Entries with figure data:
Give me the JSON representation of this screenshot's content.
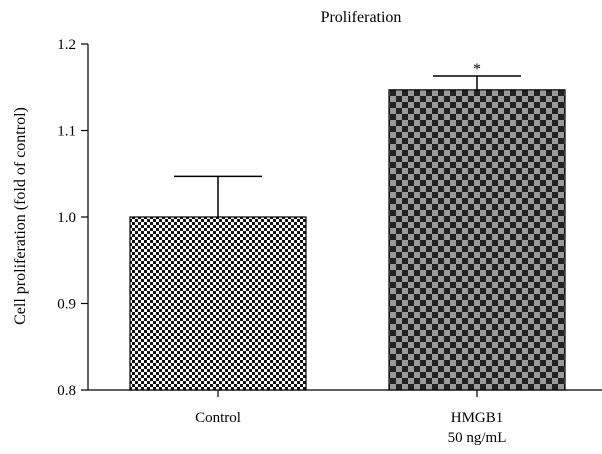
{
  "chart_data": {
    "type": "bar",
    "title": "Proliferation",
    "xlabel": "",
    "ylabel": "Cell proliferation (fold of control)",
    "ylim": [
      0.8,
      1.2
    ],
    "yticks": [
      "0.8",
      "0.9",
      "1.0",
      "1.1",
      "1.2"
    ],
    "categories": [
      "Control",
      "HMGB1|50 ng/mL"
    ],
    "values": [
      1.0,
      1.147
    ],
    "errors": [
      0.047,
      0.016
    ],
    "annotations": [
      "",
      "*"
    ],
    "patterns": [
      "fine-checker",
      "coarse-checker"
    ],
    "grid": false
  }
}
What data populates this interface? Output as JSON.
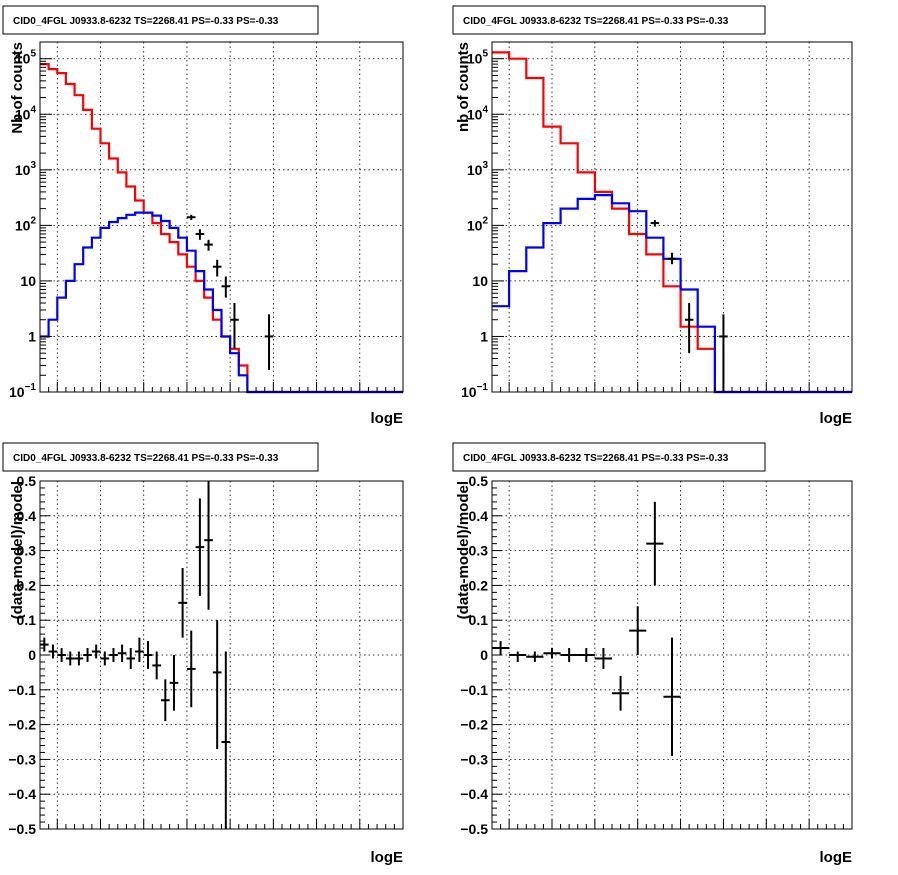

Your instructions |
Set down all the data again exactly as above, pictures excluded.

Exercise answer |
Give me the JSON representation of this screenshot's content.
{
  "chart_data": {
    "type": "bar",
    "title": "Proliferation",
    "xlabel": "",
    "ylabel": "Cell proliferation (fold of control)",
    "ylim": [
      0.8,
      1.2
    ],
    "yticks": [
      "0.8",
      "0.9",
      "1.0",
      "1.1",
      "1.2"
    ],
    "categories": [
      "Control",
      "HMGB1|50 ng/mL"
    ],
    "values": [
      1.0,
      1.147
    ],
    "errors": [
      0.047,
      0.016
    ],
    "annotations": [
      "",
      "*"
    ],
    "patterns": [
      "fine-checker",
      "coarse-checker"
    ],
    "grid": false
  }
}
What data populates this interface? Output as JSON.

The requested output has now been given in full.